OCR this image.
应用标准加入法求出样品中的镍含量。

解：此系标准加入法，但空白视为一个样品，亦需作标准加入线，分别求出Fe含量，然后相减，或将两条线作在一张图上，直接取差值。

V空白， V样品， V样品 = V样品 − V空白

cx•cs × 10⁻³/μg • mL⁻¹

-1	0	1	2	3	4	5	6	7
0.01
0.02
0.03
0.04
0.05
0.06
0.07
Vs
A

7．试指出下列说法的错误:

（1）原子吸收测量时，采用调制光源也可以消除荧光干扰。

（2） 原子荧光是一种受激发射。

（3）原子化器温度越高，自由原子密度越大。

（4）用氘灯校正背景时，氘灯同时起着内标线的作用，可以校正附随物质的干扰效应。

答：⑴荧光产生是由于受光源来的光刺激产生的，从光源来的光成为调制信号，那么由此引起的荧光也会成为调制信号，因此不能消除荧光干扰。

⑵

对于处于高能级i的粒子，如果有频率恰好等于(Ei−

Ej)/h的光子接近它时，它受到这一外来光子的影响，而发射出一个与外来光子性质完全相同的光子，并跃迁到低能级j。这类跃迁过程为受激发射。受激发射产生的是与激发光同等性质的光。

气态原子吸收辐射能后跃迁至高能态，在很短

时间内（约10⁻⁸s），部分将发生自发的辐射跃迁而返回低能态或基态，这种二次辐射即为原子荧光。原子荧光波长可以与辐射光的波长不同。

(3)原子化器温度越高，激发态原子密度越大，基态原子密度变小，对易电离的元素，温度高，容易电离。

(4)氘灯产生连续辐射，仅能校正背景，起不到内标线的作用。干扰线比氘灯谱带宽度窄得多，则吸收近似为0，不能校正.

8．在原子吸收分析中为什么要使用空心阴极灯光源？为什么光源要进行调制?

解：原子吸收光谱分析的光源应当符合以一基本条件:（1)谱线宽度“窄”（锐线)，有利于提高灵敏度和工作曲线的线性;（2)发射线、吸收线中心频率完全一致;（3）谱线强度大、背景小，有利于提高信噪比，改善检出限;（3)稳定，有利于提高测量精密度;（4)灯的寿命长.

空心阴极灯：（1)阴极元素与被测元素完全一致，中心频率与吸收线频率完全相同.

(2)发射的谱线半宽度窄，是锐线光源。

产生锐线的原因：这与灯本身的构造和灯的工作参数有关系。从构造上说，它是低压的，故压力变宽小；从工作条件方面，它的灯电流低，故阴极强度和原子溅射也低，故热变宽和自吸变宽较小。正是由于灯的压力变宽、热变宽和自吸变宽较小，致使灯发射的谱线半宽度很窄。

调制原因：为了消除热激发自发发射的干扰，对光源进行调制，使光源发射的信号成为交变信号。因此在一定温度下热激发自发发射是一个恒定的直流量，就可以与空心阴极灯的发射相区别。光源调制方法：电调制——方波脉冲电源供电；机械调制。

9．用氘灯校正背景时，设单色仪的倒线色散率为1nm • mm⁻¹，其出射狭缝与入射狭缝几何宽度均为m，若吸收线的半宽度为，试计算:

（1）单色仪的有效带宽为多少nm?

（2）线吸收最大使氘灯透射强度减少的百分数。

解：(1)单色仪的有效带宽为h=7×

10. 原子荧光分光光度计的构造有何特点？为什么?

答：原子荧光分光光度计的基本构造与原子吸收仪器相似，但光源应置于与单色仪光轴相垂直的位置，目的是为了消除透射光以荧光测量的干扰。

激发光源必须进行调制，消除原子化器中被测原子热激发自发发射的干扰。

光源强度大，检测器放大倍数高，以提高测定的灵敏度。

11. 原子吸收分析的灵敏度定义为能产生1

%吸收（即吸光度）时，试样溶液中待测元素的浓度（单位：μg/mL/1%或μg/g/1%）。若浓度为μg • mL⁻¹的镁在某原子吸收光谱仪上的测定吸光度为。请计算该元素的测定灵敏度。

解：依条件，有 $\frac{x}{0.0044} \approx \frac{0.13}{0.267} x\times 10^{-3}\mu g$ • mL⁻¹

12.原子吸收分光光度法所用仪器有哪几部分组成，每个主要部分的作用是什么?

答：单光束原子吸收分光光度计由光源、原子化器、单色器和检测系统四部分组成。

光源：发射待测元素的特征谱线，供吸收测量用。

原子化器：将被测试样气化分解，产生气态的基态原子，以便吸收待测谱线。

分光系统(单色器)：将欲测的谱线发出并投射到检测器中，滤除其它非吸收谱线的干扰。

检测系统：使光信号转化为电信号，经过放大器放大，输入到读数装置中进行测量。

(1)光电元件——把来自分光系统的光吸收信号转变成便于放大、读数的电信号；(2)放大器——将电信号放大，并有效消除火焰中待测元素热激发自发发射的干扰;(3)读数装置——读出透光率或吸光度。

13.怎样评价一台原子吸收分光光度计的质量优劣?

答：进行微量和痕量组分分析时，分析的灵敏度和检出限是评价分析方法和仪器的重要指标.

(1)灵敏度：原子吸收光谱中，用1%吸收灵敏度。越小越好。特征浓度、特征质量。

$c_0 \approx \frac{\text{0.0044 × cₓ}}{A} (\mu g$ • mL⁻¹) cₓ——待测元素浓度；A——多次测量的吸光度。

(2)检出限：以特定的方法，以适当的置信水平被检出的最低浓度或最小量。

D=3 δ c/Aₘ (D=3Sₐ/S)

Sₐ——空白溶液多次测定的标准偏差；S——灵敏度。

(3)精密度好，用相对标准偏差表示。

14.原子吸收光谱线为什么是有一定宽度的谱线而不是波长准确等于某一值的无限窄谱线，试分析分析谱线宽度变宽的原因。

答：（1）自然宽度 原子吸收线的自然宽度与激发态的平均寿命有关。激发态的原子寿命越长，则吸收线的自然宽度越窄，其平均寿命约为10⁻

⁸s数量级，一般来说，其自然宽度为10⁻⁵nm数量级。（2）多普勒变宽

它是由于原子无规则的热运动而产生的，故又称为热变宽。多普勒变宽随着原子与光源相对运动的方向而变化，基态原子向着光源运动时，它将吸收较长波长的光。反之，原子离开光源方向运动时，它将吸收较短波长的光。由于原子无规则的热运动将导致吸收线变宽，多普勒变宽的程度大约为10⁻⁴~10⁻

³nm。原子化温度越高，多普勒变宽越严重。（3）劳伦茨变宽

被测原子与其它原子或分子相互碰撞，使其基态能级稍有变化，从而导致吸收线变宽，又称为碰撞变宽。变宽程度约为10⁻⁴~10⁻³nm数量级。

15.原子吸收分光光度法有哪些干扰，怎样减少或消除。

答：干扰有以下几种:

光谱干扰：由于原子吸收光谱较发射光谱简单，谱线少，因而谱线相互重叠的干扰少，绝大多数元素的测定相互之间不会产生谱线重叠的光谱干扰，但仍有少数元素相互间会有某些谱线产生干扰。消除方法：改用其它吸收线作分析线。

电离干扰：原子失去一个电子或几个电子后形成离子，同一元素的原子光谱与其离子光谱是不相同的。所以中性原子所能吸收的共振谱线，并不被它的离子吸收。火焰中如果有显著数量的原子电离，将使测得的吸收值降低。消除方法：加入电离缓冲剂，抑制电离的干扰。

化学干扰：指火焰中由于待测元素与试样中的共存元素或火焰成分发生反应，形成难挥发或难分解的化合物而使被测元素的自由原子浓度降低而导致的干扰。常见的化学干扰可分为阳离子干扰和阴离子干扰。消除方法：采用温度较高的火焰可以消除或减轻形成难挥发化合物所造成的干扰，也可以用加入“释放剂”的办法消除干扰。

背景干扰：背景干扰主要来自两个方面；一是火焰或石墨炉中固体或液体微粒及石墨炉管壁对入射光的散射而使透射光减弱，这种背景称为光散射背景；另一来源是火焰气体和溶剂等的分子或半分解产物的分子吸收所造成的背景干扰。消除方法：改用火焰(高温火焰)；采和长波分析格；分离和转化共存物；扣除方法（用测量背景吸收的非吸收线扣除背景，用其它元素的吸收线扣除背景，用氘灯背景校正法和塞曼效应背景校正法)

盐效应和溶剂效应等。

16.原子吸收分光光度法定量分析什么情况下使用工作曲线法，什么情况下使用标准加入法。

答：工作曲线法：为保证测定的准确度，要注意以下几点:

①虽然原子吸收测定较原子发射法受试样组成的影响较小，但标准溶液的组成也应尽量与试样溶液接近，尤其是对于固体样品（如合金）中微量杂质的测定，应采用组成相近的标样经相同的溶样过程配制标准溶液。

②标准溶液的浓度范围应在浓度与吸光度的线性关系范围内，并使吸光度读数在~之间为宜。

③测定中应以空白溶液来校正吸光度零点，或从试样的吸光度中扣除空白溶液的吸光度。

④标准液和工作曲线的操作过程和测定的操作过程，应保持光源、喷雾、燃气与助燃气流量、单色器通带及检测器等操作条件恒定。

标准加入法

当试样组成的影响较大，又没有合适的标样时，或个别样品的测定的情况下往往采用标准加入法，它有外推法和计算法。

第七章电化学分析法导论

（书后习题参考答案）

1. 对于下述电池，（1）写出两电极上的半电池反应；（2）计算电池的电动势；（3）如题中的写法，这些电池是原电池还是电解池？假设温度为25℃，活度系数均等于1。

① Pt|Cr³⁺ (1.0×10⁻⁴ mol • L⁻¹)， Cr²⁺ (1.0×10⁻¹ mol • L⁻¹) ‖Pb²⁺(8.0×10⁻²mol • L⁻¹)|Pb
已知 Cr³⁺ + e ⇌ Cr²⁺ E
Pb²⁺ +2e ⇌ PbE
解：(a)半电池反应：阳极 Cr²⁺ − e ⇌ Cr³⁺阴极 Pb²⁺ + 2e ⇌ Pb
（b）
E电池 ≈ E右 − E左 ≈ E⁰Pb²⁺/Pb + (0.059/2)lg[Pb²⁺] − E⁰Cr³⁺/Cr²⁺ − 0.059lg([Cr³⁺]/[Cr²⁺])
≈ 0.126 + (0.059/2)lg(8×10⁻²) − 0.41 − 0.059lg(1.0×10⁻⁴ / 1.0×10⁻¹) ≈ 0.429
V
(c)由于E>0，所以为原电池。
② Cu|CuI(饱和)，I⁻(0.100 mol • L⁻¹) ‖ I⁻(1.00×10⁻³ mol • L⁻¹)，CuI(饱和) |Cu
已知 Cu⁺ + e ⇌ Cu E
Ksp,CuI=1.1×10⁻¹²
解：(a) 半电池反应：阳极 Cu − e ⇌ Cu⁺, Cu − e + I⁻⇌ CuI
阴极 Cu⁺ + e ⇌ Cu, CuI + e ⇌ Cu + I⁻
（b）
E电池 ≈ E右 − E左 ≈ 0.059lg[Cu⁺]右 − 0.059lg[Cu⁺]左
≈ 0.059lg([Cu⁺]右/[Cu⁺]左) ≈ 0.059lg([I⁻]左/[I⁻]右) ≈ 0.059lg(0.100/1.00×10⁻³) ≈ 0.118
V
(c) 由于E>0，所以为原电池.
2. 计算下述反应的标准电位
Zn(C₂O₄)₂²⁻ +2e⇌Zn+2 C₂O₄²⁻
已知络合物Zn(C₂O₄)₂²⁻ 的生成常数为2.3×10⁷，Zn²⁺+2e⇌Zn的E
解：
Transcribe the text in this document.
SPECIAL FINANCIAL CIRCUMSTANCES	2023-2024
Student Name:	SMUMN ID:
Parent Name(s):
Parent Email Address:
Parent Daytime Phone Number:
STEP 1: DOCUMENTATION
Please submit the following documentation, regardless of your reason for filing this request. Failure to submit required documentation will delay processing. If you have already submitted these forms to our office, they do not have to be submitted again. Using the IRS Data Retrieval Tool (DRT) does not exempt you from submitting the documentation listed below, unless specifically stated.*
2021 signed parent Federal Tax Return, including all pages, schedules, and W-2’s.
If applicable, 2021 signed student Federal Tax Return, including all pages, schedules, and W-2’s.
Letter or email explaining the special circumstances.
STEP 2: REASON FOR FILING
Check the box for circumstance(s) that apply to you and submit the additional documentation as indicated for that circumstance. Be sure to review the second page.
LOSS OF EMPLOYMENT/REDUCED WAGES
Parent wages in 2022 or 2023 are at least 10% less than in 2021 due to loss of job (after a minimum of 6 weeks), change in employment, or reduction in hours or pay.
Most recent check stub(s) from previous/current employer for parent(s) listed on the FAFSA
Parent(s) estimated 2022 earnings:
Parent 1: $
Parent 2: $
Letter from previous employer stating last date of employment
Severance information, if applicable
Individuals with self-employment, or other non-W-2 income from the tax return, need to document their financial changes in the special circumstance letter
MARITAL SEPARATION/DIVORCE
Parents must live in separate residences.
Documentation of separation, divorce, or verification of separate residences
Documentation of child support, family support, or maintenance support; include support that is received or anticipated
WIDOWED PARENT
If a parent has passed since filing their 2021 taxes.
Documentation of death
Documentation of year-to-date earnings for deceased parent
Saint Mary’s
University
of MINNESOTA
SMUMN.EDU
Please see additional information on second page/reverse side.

What the exercise asks => From the entries above, pull out each line that includes "applicable".

Exercise solution =>
If applicable, 2021 signed student Federal Tax Return, including all pages, schedules, and W-2’s.
Severance information, if applicable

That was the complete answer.